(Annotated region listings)
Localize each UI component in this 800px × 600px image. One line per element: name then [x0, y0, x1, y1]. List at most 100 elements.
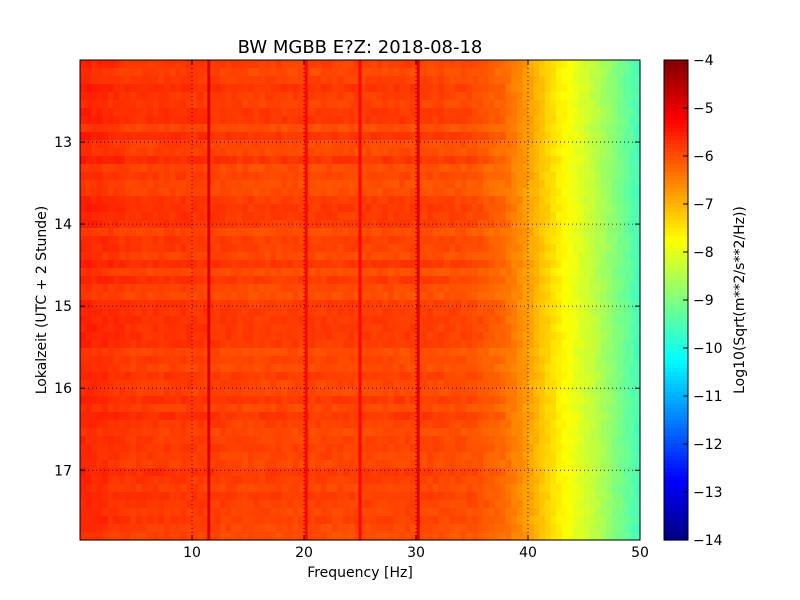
- heatmap-cell: [119, 204, 126, 213]
- heatmap-cell: [528, 140, 535, 149]
- heatmap-cell: [152, 444, 159, 453]
- heatmap-cell: [192, 220, 199, 229]
- heatmap-cell: [147, 228, 154, 237]
- heatmap-cell: [270, 212, 277, 221]
- heatmap-cell: [175, 524, 182, 533]
- heatmap-cell: [186, 108, 193, 117]
- heatmap-cell: [522, 276, 529, 285]
- heatmap-cell: [85, 276, 92, 285]
- heatmap-cell: [298, 164, 305, 173]
- heatmap-cell: [242, 292, 249, 301]
- heatmap-cell: [192, 428, 199, 437]
- heatmap-cell: [152, 372, 159, 381]
- heatmap-cell: [320, 220, 327, 229]
- heatmap-cell: [410, 516, 417, 525]
- heatmap-cell: [164, 188, 171, 197]
- heatmap-cell: [231, 412, 238, 421]
- heatmap-cell: [432, 132, 439, 141]
- heatmap-cell: [438, 492, 445, 501]
- heatmap-cell: [208, 76, 215, 85]
- heatmap-cell: [175, 212, 182, 221]
- heatmap-cell: [528, 60, 535, 69]
- heatmap-cell: [91, 356, 98, 365]
- heatmap-cell: [382, 220, 389, 229]
- heatmap-cell: [472, 324, 479, 333]
- heatmap-cell: [472, 276, 479, 285]
- heatmap-cell: [477, 188, 484, 197]
- heatmap-cell: [337, 164, 344, 173]
- heatmap-cell: [119, 348, 126, 357]
- heatmap-cell: [119, 356, 126, 365]
- heatmap-cell: [477, 100, 484, 109]
- heatmap-cell: [348, 396, 355, 405]
- heatmap-cell: [298, 364, 305, 373]
- heatmap-cell: [393, 276, 400, 285]
- heatmap-cell: [248, 92, 255, 101]
- heatmap-cell: [539, 172, 546, 181]
- heatmap-cell: [544, 116, 551, 125]
- heatmap-cell: [208, 532, 215, 541]
- heatmap-cell: [208, 284, 215, 293]
- heatmap-cell: [511, 372, 518, 381]
- heatmap-cell: [108, 388, 115, 397]
- heatmap-cell: [85, 252, 92, 261]
- heatmap-cell: [197, 372, 204, 381]
- heatmap-cell: [298, 180, 305, 189]
- heatmap-cell: [393, 396, 400, 405]
- heatmap-cell: [164, 524, 171, 533]
- heatmap-cell: [197, 348, 204, 357]
- heatmap-cell: [343, 404, 350, 413]
- heatmap-cell: [158, 260, 165, 269]
- heatmap-cell: [500, 164, 507, 173]
- heatmap-cell: [152, 324, 159, 333]
- heatmap-cell: [337, 108, 344, 117]
- heatmap-cell: [175, 388, 182, 397]
- heatmap-cell: [320, 524, 327, 533]
- heatmap-cell: [309, 508, 316, 517]
- heatmap-cell: [337, 140, 344, 149]
- heatmap-cell: [152, 292, 159, 301]
- heatmap-cell: [438, 436, 445, 445]
- heatmap-cell: [136, 108, 143, 117]
- heatmap-cell: [444, 388, 451, 397]
- heatmap-cell: [276, 84, 283, 93]
- heatmap-cell: [287, 244, 294, 253]
- heatmap-cell: [214, 284, 221, 293]
- heatmap-cell: [343, 316, 350, 325]
- heatmap-cell: [472, 460, 479, 469]
- heatmap-cell: [432, 212, 439, 221]
- heatmap-cell: [152, 404, 159, 413]
- heatmap-cell: [124, 524, 131, 533]
- heatmap-cell: [460, 508, 467, 517]
- heatmap-cell: [488, 516, 495, 525]
- heatmap-cell: [427, 156, 434, 165]
- heatmap-cell: [264, 164, 271, 173]
- heatmap-cell: [270, 244, 277, 253]
- heatmap-cell: [360, 108, 367, 117]
- heatmap-cell: [208, 244, 215, 253]
- heatmap-cell: [231, 212, 238, 221]
- heatmap-cell: [354, 460, 361, 469]
- heatmap-cell: [421, 68, 428, 77]
- heatmap-cell: [225, 396, 232, 405]
- heatmap-cell: [124, 164, 131, 173]
- heatmap-cell: [264, 492, 271, 501]
- heatmap-cell: [432, 372, 439, 381]
- heatmap-cell: [298, 108, 305, 117]
- heatmap-cell: [320, 84, 327, 93]
- heatmap-cell: [315, 156, 322, 165]
- heatmap-cell: [220, 436, 227, 445]
- heatmap-cell: [141, 372, 148, 381]
- heatmap-cell: [225, 300, 232, 309]
- heatmap-cell: [236, 492, 243, 501]
- heatmap-cell: [113, 452, 120, 461]
- heatmap-cell: [186, 260, 193, 269]
- heatmap-cell: [432, 428, 439, 437]
- heatmap-cell: [472, 308, 479, 317]
- heatmap-cell: [270, 148, 277, 157]
- heatmap-cell: [253, 92, 260, 101]
- heatmap-cell: [124, 500, 131, 509]
- heatmap-cell: [80, 348, 87, 357]
- heatmap-cell: [186, 180, 193, 189]
- heatmap-cell: [539, 468, 546, 477]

- **Exercise**
Reproduce every item above verbatim, omitting the pictures.

- **The solution**
Localize each UI component in this 800px × 600px image. One line per element: name then [x0, y0, x1, y1]. List at most 100 elements.
- heatmap-cell: [119, 204, 126, 213]
- heatmap-cell: [528, 140, 535, 149]
- heatmap-cell: [152, 444, 159, 453]
- heatmap-cell: [192, 220, 199, 229]
- heatmap-cell: [147, 228, 154, 237]
- heatmap-cell: [270, 212, 277, 221]
- heatmap-cell: [175, 524, 182, 533]
- heatmap-cell: [186, 108, 193, 117]
- heatmap-cell: [522, 276, 529, 285]
- heatmap-cell: [85, 276, 92, 285]
- heatmap-cell: [298, 164, 305, 173]
- heatmap-cell: [242, 292, 249, 301]
- heatmap-cell: [192, 428, 199, 437]
- heatmap-cell: [152, 372, 159, 381]
- heatmap-cell: [320, 220, 327, 229]
- heatmap-cell: [410, 516, 417, 525]
- heatmap-cell: [164, 188, 171, 197]
- heatmap-cell: [231, 412, 238, 421]
- heatmap-cell: [432, 132, 439, 141]
- heatmap-cell: [438, 492, 445, 501]
- heatmap-cell: [208, 76, 215, 85]
- heatmap-cell: [175, 212, 182, 221]
- heatmap-cell: [528, 60, 535, 69]
- heatmap-cell: [91, 356, 98, 365]
- heatmap-cell: [382, 220, 389, 229]
- heatmap-cell: [472, 324, 479, 333]
- heatmap-cell: [472, 276, 479, 285]
- heatmap-cell: [477, 188, 484, 197]
- heatmap-cell: [337, 164, 344, 173]
- heatmap-cell: [119, 348, 126, 357]
- heatmap-cell: [119, 356, 126, 365]
- heatmap-cell: [477, 100, 484, 109]
- heatmap-cell: [348, 396, 355, 405]
- heatmap-cell: [298, 364, 305, 373]
- heatmap-cell: [393, 276, 400, 285]
- heatmap-cell: [248, 92, 255, 101]
- heatmap-cell: [539, 172, 546, 181]
- heatmap-cell: [544, 116, 551, 125]
- heatmap-cell: [208, 532, 215, 541]
- heatmap-cell: [208, 284, 215, 293]
- heatmap-cell: [511, 372, 518, 381]
- heatmap-cell: [108, 388, 115, 397]
- heatmap-cell: [85, 252, 92, 261]
- heatmap-cell: [197, 372, 204, 381]
- heatmap-cell: [298, 180, 305, 189]
- heatmap-cell: [393, 396, 400, 405]
- heatmap-cell: [164, 524, 171, 533]
- heatmap-cell: [197, 348, 204, 357]
- heatmap-cell: [343, 404, 350, 413]
- heatmap-cell: [158, 260, 165, 269]
- heatmap-cell: [500, 164, 507, 173]
- heatmap-cell: [152, 324, 159, 333]
- heatmap-cell: [337, 108, 344, 117]
- heatmap-cell: [175, 388, 182, 397]
- heatmap-cell: [320, 524, 327, 533]
- heatmap-cell: [309, 508, 316, 517]
- heatmap-cell: [337, 140, 344, 149]
- heatmap-cell: [152, 292, 159, 301]
- heatmap-cell: [438, 436, 445, 445]
- heatmap-cell: [136, 108, 143, 117]
- heatmap-cell: [444, 388, 451, 397]
- heatmap-cell: [276, 84, 283, 93]
- heatmap-cell: [287, 244, 294, 253]
- heatmap-cell: [214, 284, 221, 293]
- heatmap-cell: [343, 316, 350, 325]
- heatmap-cell: [472, 460, 479, 469]
- heatmap-cell: [432, 212, 439, 221]
- heatmap-cell: [152, 404, 159, 413]
- heatmap-cell: [124, 524, 131, 533]
- heatmap-cell: [460, 508, 467, 517]
- heatmap-cell: [488, 516, 495, 525]
- heatmap-cell: [427, 156, 434, 165]
- heatmap-cell: [264, 164, 271, 173]
- heatmap-cell: [270, 244, 277, 253]
- heatmap-cell: [360, 108, 367, 117]
- heatmap-cell: [208, 244, 215, 253]
- heatmap-cell: [231, 212, 238, 221]
- heatmap-cell: [354, 460, 361, 469]
- heatmap-cell: [421, 68, 428, 77]
- heatmap-cell: [225, 396, 232, 405]
- heatmap-cell: [124, 164, 131, 173]
- heatmap-cell: [264, 492, 271, 501]
- heatmap-cell: [432, 372, 439, 381]
- heatmap-cell: [298, 108, 305, 117]
- heatmap-cell: [320, 84, 327, 93]
- heatmap-cell: [315, 156, 322, 165]
- heatmap-cell: [220, 436, 227, 445]
- heatmap-cell: [141, 372, 148, 381]
- heatmap-cell: [225, 300, 232, 309]
- heatmap-cell: [236, 492, 243, 501]
- heatmap-cell: [113, 452, 120, 461]
- heatmap-cell: [186, 260, 193, 269]
- heatmap-cell: [432, 428, 439, 437]
- heatmap-cell: [472, 308, 479, 317]
- heatmap-cell: [270, 148, 277, 157]
- heatmap-cell: [253, 92, 260, 101]
- heatmap-cell: [124, 500, 131, 509]
- heatmap-cell: [80, 348, 87, 357]
- heatmap-cell: [186, 180, 193, 189]
- heatmap-cell: [539, 468, 546, 477]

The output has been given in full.